Problem statement
Collect each line holding the string "right".

-- Records to use start --

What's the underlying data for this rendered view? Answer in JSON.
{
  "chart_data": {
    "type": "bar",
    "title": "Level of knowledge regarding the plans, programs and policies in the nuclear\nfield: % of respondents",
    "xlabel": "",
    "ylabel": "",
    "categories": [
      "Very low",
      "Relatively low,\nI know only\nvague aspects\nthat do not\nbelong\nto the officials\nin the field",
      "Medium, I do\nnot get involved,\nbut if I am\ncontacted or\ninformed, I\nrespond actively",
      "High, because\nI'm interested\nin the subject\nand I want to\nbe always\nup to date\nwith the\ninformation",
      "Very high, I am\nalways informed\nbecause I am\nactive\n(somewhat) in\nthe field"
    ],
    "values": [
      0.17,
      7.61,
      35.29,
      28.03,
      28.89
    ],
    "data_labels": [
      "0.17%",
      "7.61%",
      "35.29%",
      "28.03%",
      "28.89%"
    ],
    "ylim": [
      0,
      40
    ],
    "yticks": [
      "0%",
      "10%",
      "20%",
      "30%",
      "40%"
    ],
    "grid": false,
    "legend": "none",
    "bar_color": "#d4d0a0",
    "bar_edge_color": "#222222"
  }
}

-- Records to use end --
-- Records to use start --

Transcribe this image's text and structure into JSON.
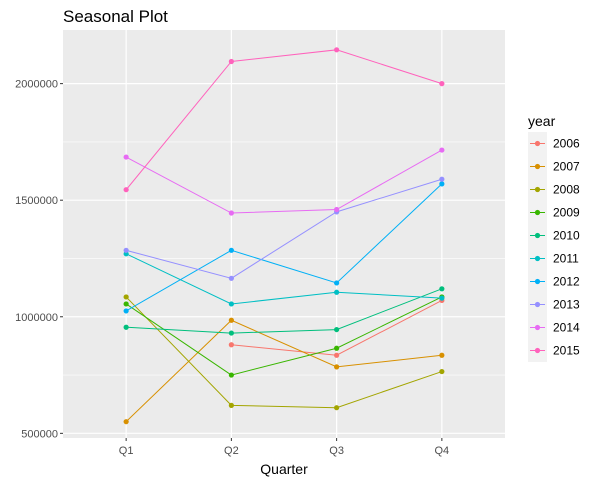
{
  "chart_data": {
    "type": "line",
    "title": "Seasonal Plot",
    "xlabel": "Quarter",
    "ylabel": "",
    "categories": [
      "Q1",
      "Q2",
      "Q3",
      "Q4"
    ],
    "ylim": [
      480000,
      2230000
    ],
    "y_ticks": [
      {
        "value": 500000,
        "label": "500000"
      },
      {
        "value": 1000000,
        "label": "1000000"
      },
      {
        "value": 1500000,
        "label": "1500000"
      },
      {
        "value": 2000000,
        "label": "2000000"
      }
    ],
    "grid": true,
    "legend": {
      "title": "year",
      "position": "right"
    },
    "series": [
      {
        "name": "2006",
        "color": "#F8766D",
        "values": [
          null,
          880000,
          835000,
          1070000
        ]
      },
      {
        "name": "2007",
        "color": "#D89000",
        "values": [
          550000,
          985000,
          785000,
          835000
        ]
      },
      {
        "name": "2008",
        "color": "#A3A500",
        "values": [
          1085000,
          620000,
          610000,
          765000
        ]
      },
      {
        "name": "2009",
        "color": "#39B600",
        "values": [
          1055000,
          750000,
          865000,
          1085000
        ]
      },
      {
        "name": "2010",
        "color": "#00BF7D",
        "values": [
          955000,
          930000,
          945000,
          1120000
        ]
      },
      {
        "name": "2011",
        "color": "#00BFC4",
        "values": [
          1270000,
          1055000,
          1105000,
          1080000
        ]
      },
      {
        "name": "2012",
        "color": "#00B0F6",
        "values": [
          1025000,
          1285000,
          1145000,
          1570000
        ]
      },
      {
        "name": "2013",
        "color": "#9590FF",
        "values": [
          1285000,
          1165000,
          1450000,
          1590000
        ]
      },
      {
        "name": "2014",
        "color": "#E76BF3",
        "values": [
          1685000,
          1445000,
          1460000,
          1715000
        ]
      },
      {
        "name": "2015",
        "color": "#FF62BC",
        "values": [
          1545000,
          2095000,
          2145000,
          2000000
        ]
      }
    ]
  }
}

-- Records to use end --
-- Records to use start --

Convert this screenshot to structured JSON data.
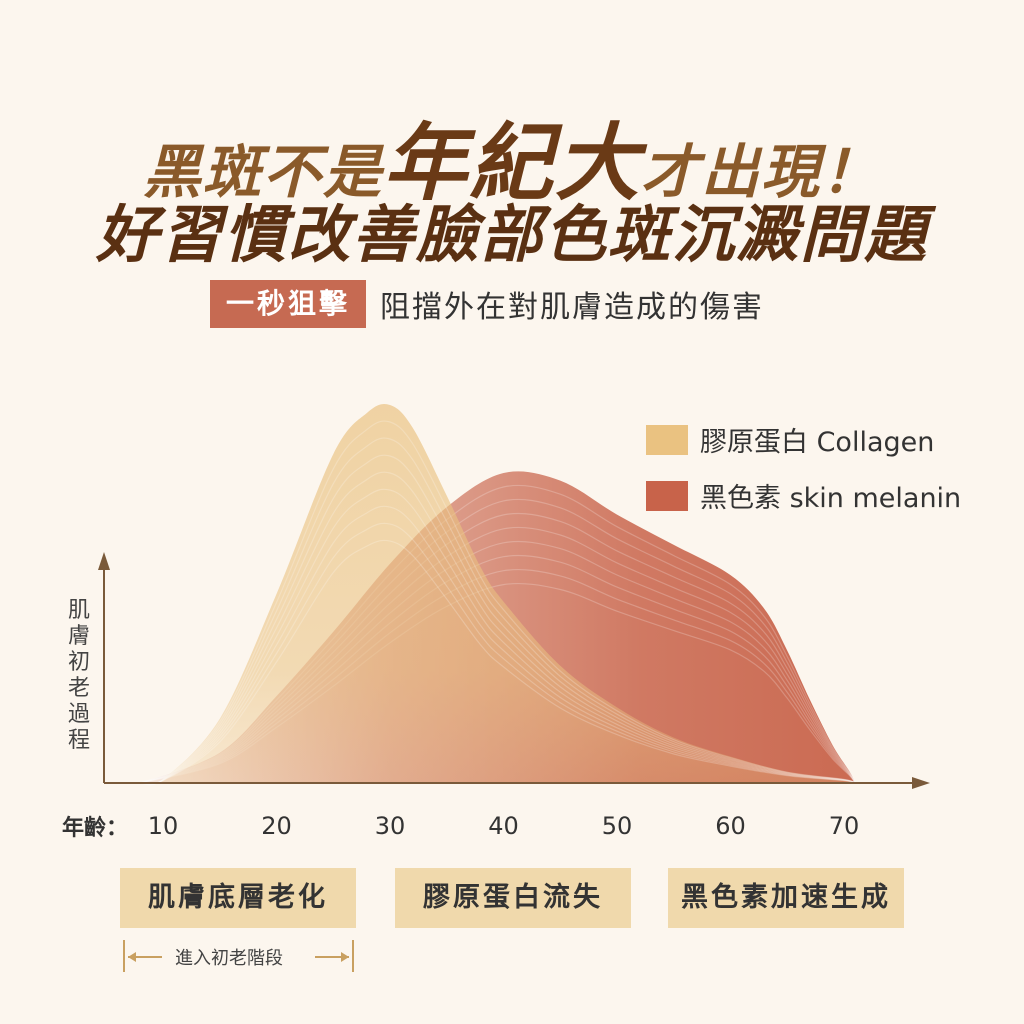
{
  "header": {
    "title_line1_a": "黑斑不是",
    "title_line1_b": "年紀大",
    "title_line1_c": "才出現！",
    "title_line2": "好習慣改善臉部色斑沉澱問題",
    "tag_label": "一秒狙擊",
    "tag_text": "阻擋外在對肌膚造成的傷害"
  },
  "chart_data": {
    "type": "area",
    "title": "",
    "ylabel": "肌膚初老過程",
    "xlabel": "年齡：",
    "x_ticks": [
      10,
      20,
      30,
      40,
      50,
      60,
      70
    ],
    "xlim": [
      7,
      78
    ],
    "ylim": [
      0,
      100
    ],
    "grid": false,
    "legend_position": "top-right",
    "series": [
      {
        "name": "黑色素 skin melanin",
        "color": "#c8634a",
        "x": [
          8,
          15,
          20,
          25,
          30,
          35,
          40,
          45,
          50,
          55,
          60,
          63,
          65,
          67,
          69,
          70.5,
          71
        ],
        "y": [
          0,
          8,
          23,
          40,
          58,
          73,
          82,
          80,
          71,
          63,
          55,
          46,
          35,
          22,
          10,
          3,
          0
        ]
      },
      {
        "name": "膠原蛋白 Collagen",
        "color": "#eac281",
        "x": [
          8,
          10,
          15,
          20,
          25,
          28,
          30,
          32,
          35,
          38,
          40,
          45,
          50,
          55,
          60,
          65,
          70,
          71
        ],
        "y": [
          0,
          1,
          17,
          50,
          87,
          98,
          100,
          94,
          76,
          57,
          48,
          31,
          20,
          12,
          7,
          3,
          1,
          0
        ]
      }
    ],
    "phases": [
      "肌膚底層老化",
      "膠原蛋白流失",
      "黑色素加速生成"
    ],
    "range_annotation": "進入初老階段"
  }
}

-- Records to use end --

Problem solution
      "position": "right"
    "legend_position": "top-right",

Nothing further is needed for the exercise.